-- START Records for this exercise --

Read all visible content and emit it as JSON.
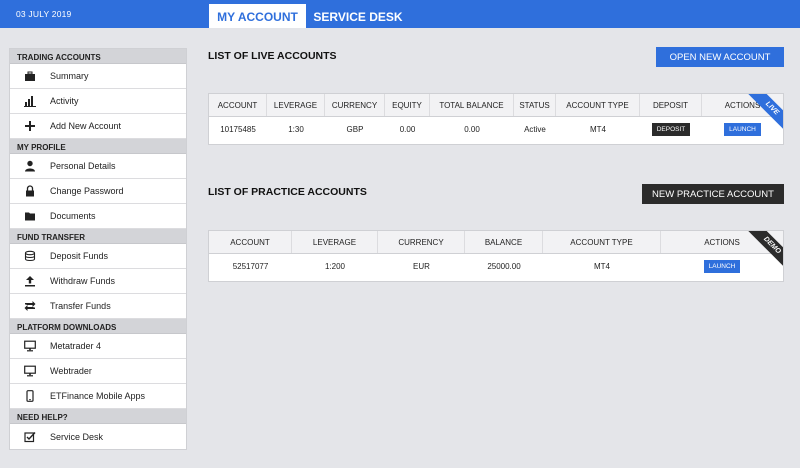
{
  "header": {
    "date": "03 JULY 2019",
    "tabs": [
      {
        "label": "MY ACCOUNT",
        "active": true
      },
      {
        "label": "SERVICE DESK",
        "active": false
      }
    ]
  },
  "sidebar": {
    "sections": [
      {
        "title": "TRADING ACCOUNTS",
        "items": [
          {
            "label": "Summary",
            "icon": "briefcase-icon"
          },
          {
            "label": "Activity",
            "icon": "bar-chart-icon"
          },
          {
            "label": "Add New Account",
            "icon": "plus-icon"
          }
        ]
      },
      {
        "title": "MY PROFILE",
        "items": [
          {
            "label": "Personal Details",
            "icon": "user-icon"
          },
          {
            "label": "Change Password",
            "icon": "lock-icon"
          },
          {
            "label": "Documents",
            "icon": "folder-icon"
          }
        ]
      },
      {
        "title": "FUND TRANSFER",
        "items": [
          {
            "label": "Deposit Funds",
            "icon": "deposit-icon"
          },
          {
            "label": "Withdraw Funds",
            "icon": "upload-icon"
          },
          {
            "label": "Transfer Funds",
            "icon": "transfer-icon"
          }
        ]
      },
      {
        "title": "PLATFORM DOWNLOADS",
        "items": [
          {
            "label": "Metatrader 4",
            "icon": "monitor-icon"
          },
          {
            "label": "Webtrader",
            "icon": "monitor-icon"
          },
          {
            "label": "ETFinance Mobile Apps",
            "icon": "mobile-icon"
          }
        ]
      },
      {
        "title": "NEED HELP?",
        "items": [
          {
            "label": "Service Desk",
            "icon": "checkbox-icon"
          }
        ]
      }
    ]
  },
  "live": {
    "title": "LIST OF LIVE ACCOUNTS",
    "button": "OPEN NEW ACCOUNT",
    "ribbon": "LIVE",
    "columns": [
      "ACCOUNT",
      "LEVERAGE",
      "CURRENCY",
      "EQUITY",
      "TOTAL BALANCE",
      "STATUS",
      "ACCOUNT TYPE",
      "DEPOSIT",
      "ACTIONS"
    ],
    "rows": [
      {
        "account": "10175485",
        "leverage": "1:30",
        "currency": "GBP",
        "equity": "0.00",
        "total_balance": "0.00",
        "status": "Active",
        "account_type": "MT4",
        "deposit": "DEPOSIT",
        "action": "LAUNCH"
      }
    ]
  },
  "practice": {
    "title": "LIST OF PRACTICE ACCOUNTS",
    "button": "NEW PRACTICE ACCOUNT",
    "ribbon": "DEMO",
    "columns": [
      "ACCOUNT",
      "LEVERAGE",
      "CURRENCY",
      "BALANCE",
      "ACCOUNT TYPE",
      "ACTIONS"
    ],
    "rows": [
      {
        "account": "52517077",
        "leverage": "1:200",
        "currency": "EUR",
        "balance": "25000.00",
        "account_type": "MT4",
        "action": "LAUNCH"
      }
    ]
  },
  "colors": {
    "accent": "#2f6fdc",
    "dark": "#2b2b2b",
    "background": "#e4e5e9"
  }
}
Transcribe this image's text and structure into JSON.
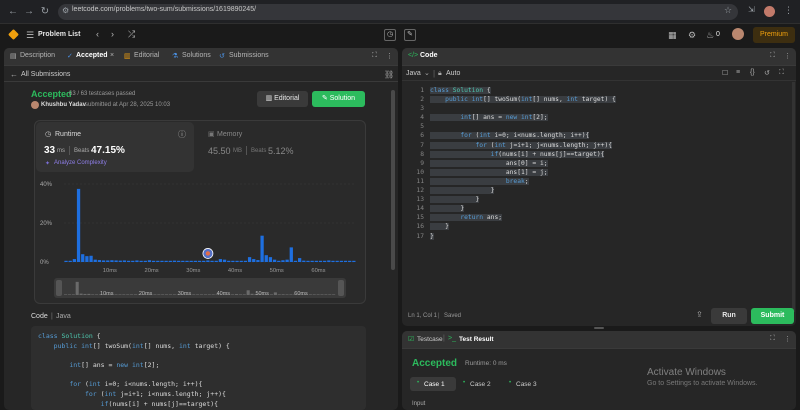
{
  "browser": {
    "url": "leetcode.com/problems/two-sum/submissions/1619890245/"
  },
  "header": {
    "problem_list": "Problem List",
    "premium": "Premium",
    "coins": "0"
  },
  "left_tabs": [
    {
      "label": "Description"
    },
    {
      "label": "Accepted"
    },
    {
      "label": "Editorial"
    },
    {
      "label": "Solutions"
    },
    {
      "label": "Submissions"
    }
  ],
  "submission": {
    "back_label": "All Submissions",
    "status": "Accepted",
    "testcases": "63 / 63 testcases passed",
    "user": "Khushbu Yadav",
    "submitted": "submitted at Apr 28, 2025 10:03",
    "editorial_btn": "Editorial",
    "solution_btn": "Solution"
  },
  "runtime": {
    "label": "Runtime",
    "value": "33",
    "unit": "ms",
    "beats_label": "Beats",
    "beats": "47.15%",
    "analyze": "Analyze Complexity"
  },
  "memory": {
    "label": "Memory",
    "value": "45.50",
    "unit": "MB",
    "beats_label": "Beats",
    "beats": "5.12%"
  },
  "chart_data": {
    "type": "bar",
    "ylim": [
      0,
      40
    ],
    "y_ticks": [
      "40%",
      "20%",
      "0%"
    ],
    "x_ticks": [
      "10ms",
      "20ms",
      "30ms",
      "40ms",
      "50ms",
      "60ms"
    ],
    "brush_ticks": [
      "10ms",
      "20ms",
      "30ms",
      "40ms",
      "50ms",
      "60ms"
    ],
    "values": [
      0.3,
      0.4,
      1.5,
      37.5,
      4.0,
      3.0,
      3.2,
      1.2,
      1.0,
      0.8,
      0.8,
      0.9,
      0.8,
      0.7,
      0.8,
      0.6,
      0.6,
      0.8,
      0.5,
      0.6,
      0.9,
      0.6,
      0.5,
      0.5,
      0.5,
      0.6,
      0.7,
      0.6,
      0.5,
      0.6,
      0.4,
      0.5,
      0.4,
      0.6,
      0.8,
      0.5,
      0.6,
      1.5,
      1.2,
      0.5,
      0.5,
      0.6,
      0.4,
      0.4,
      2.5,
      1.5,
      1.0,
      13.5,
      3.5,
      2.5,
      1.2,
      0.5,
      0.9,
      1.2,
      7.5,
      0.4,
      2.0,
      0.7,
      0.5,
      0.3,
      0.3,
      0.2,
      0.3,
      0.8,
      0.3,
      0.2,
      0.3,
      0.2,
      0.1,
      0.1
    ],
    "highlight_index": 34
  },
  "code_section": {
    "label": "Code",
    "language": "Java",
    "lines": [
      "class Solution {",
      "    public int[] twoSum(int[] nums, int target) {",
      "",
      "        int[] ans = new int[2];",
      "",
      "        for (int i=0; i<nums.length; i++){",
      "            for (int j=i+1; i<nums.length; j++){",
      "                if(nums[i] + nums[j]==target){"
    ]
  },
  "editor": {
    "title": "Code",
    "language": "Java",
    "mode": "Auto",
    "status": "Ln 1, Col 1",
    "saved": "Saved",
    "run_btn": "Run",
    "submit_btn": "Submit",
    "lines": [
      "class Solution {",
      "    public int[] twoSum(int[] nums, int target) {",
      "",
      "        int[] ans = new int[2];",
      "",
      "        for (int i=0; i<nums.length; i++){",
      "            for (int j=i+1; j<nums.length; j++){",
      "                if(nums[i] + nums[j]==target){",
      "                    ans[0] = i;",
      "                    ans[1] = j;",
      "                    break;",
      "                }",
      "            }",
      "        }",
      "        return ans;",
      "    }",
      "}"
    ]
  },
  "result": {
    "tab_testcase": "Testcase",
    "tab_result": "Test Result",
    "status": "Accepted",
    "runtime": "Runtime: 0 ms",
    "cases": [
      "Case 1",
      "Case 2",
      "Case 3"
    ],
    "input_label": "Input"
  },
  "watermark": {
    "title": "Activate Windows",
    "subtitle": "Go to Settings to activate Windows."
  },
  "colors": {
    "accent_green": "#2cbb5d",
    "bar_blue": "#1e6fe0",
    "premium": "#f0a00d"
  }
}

-- END Records for this exercise --

Do this -
Identify and copy all lines with the word "Windows".

Answer for the task -
    "title": "Activate Windows",
    "subtitle": "Go to Settings to activate Windows."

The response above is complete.